> Job
Transcribe the records below exactly as they appear, omitting any pictures.

== Entries shown

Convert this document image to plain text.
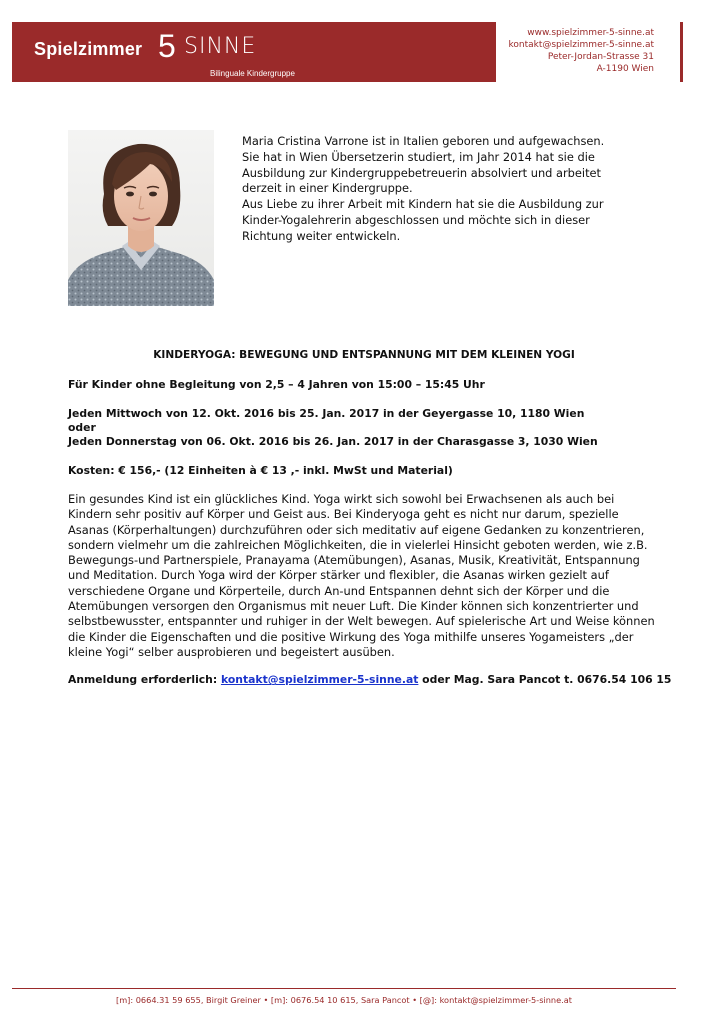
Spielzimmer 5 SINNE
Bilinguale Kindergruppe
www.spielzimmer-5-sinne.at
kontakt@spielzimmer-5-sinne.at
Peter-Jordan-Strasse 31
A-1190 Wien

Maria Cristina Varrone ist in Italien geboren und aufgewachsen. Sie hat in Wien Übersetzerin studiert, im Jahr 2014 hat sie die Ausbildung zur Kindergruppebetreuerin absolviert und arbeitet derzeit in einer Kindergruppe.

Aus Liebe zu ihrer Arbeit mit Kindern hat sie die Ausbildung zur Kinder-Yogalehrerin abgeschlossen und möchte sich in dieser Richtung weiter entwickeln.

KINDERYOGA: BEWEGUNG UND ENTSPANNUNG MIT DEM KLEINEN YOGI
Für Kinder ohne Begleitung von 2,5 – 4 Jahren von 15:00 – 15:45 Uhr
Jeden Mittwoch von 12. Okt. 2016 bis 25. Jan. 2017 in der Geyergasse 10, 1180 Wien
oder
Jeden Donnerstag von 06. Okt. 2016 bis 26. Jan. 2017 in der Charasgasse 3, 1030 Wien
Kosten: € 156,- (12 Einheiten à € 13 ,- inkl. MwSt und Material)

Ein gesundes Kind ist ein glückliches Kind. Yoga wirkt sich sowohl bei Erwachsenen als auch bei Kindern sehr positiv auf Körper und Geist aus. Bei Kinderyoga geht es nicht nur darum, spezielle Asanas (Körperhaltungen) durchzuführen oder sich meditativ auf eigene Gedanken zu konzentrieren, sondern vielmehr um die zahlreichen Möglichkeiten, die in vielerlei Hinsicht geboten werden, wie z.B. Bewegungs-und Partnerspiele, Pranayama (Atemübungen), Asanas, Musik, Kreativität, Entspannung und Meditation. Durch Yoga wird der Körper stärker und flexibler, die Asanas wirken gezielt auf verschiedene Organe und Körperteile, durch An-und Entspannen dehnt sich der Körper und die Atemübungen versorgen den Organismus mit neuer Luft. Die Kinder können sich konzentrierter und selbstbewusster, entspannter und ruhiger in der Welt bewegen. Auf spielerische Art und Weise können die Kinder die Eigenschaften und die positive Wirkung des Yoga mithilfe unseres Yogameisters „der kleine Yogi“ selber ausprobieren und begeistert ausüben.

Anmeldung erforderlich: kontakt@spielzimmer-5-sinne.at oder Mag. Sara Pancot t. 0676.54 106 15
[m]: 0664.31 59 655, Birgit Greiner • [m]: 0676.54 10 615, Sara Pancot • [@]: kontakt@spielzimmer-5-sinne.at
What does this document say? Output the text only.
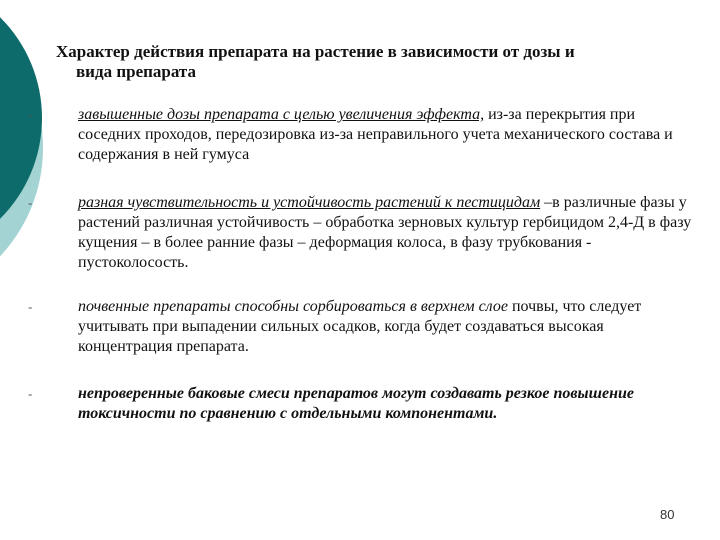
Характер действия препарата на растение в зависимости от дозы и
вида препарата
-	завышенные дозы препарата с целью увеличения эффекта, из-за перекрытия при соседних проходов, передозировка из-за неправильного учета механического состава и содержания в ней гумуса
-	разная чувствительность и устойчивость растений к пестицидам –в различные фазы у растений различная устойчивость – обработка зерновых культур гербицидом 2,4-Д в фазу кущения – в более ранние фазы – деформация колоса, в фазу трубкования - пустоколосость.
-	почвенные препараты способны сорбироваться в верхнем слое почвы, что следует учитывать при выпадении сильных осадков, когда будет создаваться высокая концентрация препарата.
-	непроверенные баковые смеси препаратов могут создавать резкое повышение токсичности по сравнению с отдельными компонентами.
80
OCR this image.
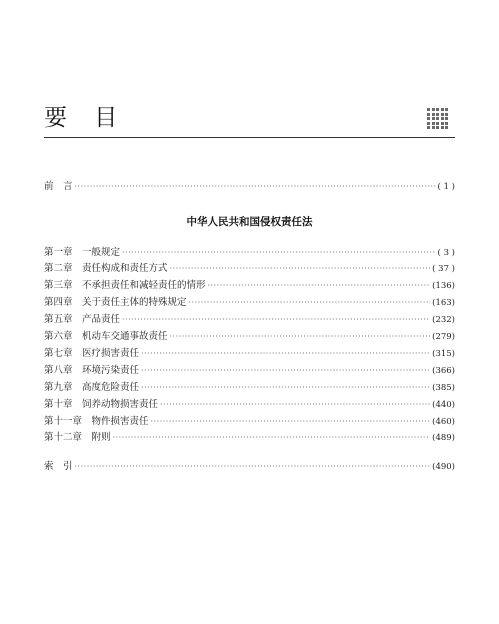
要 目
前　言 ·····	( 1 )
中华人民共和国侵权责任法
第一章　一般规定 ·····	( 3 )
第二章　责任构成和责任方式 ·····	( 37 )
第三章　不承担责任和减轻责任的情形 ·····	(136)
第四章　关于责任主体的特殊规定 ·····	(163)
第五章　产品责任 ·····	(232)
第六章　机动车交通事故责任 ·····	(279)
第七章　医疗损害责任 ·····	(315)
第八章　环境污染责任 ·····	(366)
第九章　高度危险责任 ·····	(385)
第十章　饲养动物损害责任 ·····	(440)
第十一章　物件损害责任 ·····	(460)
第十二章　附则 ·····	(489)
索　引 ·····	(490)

====

> Output of the task
Convert this document image to plain text.
Spielzimmer 5 SINNE
Bilinguale Kindergruppe
www.spielzimmer-5-sinne.at
kontakt@spielzimmer-5-sinne.at
Peter-Jordan-Strasse 31
A-1190 Wien

Maria Cristina Varrone ist in Italien geboren und aufgewachsen. Sie hat in Wien Übersetzerin studiert, im Jahr 2014 hat sie die Ausbildung zur Kindergruppebetreuerin absolviert und arbeitet derzeit in einer Kindergruppe.

Aus Liebe zu ihrer Arbeit mit Kindern hat sie die Ausbildung zur Kinder-Yogalehrerin abgeschlossen und möchte sich in dieser Richtung weiter entwickeln.

KINDERYOGA: BEWEGUNG UND ENTSPANNUNG MIT DEM KLEINEN YOGI
Für Kinder ohne Begleitung von 2,5 – 4 Jahren von 15:00 – 15:45 Uhr
Jeden Mittwoch von 12. Okt. 2016 bis 25. Jan. 2017 in der Geyergasse 10, 1180 Wien
oder
Jeden Donnerstag von 06. Okt. 2016 bis 26. Jan. 2017 in der Charasgasse 3, 1030 Wien
Kosten: € 156,- (12 Einheiten à € 13 ,- inkl. MwSt und Material)

Ein gesundes Kind ist ein glückliches Kind. Yoga wirkt sich sowohl bei Erwachsenen als auch bei Kindern sehr positiv auf Körper und Geist aus. Bei Kinderyoga geht es nicht nur darum, spezielle Asanas (Körperhaltungen) durchzuführen oder sich meditativ auf eigene Gedanken zu konzentrieren, sondern vielmehr um die zahlreichen Möglichkeiten, die in vielerlei Hinsicht geboten werden, wie z.B. Bewegungs-und Partnerspiele, Pranayama (Atemübungen), Asanas, Musik, Kreativität, Entspannung und Meditation. Durch Yoga wird der Körper stärker und flexibler, die Asanas wirken gezielt auf verschiedene Organe und Körperteile, durch An-und Entspannen dehnt sich der Körper und die Atemübungen versorgen den Organismus mit neuer Luft. Die Kinder können sich konzentrierter und selbstbewusster, entspannter und ruhiger in der Welt bewegen. Auf spielerische Art und Weise können die Kinder die Eigenschaften und die positive Wirkung des Yoga mithilfe unseres Yogameisters „der kleine Yogi“ selber ausprobieren und begeistert ausüben.

Anmeldung erforderlich: kontakt@spielzimmer-5-sinne.at oder Mag. Sara Pancot t. 0676.54 106 15
[m]: 0664.31 59 655, Birgit Greiner • [m]: 0676.54 10 615, Sara Pancot • [@]: kontakt@spielzimmer-5-sinne.at
What does this document say? Output the text only.
Характер действия препарата на растение в зависимости от дозы и
вида препарата
-	завышенные дозы препарата с целью увеличения эффекта, из-за перекрытия при соседних проходов, передозировка из-за неправильного учета механического состава и содержания в ней гумуса
-	разная чувствительность и устойчивость растений к пестицидам –в различные фазы у растений различная устойчивость – обработка зерновых культур гербицидом 2,4-Д в фазу кущения – в более ранние фазы – деформация колоса, в фазу трубкования - пустоколосость.
-	почвенные препараты способны сорбироваться в верхнем слое почвы, что следует учитывать при выпадении сильных осадков, когда будет создаваться высокая концентрация препарата.
-	непроверенные баковые смеси препаратов могут создавать резкое повышение токсичности по сравнению с отдельными компонентами.
80
OCR this image.
要 目
前　言 ·····	( 1 )
中华人民共和国侵权责任法
第一章　一般规定 ·····	( 3 )
第二章　责任构成和责任方式 ·····	( 37 )
第三章　不承担责任和减轻责任的情形 ·····	(136)
第四章　关于责任主体的特殊规定 ·····	(163)
第五章　产品责任 ·····	(232)
第六章　机动车交通事故责任 ·····	(279)
第七章　医疗损害责任 ·····	(315)
第八章　环境污染责任 ·····	(366)
第九章　高度危险责任 ·····	(385)
第十章　饲养动物损害责任 ·····	(440)
第十一章　物件损害责任 ·····	(460)
第十二章　附则 ·····	(489)
索　引 ·····	(490)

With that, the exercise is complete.